Excerpts from a figure dataset
## START

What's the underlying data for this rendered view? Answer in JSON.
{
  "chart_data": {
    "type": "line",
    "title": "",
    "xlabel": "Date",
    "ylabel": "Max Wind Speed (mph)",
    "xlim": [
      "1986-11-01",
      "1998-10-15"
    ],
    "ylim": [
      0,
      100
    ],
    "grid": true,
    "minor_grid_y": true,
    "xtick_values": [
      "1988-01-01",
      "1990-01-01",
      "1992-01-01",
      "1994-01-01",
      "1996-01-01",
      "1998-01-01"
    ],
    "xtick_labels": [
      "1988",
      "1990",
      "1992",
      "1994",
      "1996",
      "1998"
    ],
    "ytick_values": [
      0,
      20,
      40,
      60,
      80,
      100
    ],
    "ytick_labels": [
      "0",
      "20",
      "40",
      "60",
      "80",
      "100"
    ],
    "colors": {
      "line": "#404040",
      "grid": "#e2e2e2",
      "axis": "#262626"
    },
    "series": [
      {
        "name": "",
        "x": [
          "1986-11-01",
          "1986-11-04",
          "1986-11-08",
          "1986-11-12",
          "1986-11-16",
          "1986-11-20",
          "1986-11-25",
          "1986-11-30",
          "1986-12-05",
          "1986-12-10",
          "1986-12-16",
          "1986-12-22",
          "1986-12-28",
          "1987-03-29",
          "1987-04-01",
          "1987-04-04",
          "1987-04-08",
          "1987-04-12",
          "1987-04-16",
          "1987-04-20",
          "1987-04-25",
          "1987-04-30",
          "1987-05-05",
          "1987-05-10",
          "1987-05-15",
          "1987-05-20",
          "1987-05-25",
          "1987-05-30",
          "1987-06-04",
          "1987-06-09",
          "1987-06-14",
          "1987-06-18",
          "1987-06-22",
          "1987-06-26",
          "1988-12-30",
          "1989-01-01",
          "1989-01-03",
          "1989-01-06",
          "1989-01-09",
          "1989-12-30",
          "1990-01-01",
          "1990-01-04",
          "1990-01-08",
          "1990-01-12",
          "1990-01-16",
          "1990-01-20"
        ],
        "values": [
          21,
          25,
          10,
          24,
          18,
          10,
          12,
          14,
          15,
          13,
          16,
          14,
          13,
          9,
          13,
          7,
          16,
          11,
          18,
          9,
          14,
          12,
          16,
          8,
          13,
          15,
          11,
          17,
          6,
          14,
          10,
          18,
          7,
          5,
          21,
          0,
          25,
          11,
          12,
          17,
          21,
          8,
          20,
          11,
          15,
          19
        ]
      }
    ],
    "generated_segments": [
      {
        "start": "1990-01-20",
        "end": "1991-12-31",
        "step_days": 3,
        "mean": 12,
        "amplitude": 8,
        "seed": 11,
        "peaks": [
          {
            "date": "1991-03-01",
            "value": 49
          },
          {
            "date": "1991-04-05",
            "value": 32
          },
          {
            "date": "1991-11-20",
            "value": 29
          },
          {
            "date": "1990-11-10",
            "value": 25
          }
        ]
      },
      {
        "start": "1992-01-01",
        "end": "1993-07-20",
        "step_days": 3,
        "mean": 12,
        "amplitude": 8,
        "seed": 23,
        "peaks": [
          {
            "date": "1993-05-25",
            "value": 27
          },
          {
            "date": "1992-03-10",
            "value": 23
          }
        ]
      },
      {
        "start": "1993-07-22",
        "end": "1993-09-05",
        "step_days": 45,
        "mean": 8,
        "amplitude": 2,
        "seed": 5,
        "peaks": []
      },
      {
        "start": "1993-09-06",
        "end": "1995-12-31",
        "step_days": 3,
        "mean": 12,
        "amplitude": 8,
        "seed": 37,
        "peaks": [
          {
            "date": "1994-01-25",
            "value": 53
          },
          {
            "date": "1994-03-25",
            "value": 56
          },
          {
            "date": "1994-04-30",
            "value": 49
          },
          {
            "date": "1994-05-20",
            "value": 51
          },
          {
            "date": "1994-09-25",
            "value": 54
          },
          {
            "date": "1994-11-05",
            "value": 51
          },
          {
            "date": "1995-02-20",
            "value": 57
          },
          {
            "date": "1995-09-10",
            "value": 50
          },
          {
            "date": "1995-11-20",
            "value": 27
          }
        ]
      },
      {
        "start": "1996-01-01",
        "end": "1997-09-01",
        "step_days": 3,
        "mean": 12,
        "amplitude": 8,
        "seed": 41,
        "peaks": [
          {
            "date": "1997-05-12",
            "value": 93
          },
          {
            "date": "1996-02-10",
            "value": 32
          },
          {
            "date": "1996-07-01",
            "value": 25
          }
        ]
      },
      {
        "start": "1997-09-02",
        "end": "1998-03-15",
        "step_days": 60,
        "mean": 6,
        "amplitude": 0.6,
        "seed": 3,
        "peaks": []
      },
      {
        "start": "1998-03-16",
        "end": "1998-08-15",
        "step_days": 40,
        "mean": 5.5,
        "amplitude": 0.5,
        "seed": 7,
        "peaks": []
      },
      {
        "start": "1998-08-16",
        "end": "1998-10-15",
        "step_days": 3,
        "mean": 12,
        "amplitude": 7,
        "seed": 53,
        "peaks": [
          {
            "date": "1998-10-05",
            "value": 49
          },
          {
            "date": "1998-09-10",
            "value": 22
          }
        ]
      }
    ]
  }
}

## END

→ STATED GOAL: Reproduce the entries above in full by retyping them exactly.

→ WRITTEN RESPONSE:
What's the underlying data for this rendered view? Answer in JSON.
{
  "chart_data": {
    "type": "line",
    "title": "",
    "xlabel": "Date",
    "ylabel": "Max Wind Speed (mph)",
    "xlim": [
      "1986-11-01",
      "1998-10-15"
    ],
    "ylim": [
      0,
      100
    ],
    "grid": true,
    "minor_grid_y": true,
    "xtick_values": [
      "1988-01-01",
      "1990-01-01",
      "1992-01-01",
      "1994-01-01",
      "1996-01-01",
      "1998-01-01"
    ],
    "xtick_labels": [
      "1988",
      "1990",
      "1992",
      "1994",
      "1996",
      "1998"
    ],
    "ytick_values": [
      0,
      20,
      40,
      60,
      80,
      100
    ],
    "ytick_labels": [
      "0",
      "20",
      "40",
      "60",
      "80",
      "100"
    ],
    "colors": {
      "line": "#404040",
      "grid": "#e2e2e2",
      "axis": "#262626"
    },
    "series": [
      {
        "name": "",
        "x": [
          "1986-11-01",
          "1986-11-04",
          "1986-11-08",
          "1986-11-12",
          "1986-11-16",
          "1986-11-20",
          "1986-11-25",
          "1986-11-30",
          "1986-12-05",
          "1986-12-10",
          "1986-12-16",
          "1986-12-22",
          "1986-12-28",
          "1987-03-29",
          "1987-04-01",
          "1987-04-04",
          "1987-04-08",
          "1987-04-12",
          "1987-04-16",
          "1987-04-20",
          "1987-04-25",
          "1987-04-30",
          "1987-05-05",
          "1987-05-10",
          "1987-05-15",
          "1987-05-20",
          "1987-05-25",
          "1987-05-30",
          "1987-06-04",
          "1987-06-09",
          "1987-06-14",
          "1987-06-18",
          "1987-06-22",
          "1987-06-26",
          "1988-12-30",
          "1989-01-01",
          "1989-01-03",
          "1989-01-06",
          "1989-01-09",
          "1989-12-30",
          "1990-01-01",
          "1990-01-04",
          "1990-01-08",
          "1990-01-12",
          "1990-01-16",
          "1990-01-20"
        ],
        "values": [
          21,
          25,
          10,
          24,
          18,
          10,
          12,
          14,
          15,
          13,
          16,
          14,
          13,
          9,
          13,
          7,
          16,
          11,
          18,
          9,
          14,
          12,
          16,
          8,
          13,
          15,
          11,
          17,
          6,
          14,
          10,
          18,
          7,
          5,
          21,
          0,
          25,
          11,
          12,
          17,
          21,
          8,
          20,
          11,
          15,
          19
        ]
      }
    ],
    "generated_segments": [
      {
        "start": "1990-01-20",
        "end": "1991-12-31",
        "step_days": 3,
        "mean": 12,
        "amplitude": 8,
        "seed": 11,
        "peaks": [
          {
            "date": "1991-03-01",
            "value": 49
          },
          {
            "date": "1991-04-05",
            "value": 32
          },
          {
            "date": "1991-11-20",
            "value": 29
          },
          {
            "date": "1990-11-10",
            "value": 25
          }
        ]
      },
      {
        "start": "1992-01-01",
        "end": "1993-07-20",
        "step_days": 3,
        "mean": 12,
        "amplitude": 8,
        "seed": 23,
        "peaks": [
          {
            "date": "1993-05-25",
            "value": 27
          },
          {
            "date": "1992-03-10",
            "value": 23
          }
        ]
      },
      {
        "start": "1993-07-22",
        "end": "1993-09-05",
        "step_days": 45,
        "mean": 8,
        "amplitude": 2,
        "seed": 5,
        "peaks": []
      },
      {
        "start": "1993-09-06",
        "end": "1995-12-31",
        "step_days": 3,
        "mean": 12,
        "amplitude": 8,
        "seed": 37,
        "peaks": [
          {
            "date": "1994-01-25",
            "value": 53
          },
          {
            "date": "1994-03-25",
            "value": 56
          },
          {
            "date": "1994-04-30",
            "value": 49
          },
          {
            "date": "1994-05-20",
            "value": 51
          },
          {
            "date": "1994-09-25",
            "value": 54
          },
          {
            "date": "1994-11-05",
            "value": 51
          },
          {
            "date": "1995-02-20",
            "value": 57
          },
          {
            "date": "1995-09-10",
            "value": 50
          },
          {
            "date": "1995-11-20",
            "value": 27
          }
        ]
      },
      {
        "start": "1996-01-01",
        "end": "1997-09-01",
        "step_days": 3,
        "mean": 12,
        "amplitude": 8,
        "seed": 41,
        "peaks": [
          {
            "date": "1997-05-12",
            "value": 93
          },
          {
            "date": "1996-02-10",
            "value": 32
          },
          {
            "date": "1996-07-01",
            "value": 25
          }
        ]
      },
      {
        "start": "1997-09-02",
        "end": "1998-03-15",
        "step_days": 60,
        "mean": 6,
        "amplitude": 0.6,
        "seed": 3,
        "peaks": []
      },
      {
        "start": "1998-03-16",
        "end": "1998-08-15",
        "step_days": 40,
        "mean": 5.5,
        "amplitude": 0.5,
        "seed": 7,
        "peaks": []
      },
      {
        "start": "1998-08-16",
        "end": "1998-10-15",
        "step_days": 3,
        "mean": 12,
        "amplitude": 7,
        "seed": 53,
        "peaks": [
          {
            "date": "1998-10-05",
            "value": 49
          },
          {
            "date": "1998-09-10",
            "value": 22
          }
        ]
      }
    ]
  }
}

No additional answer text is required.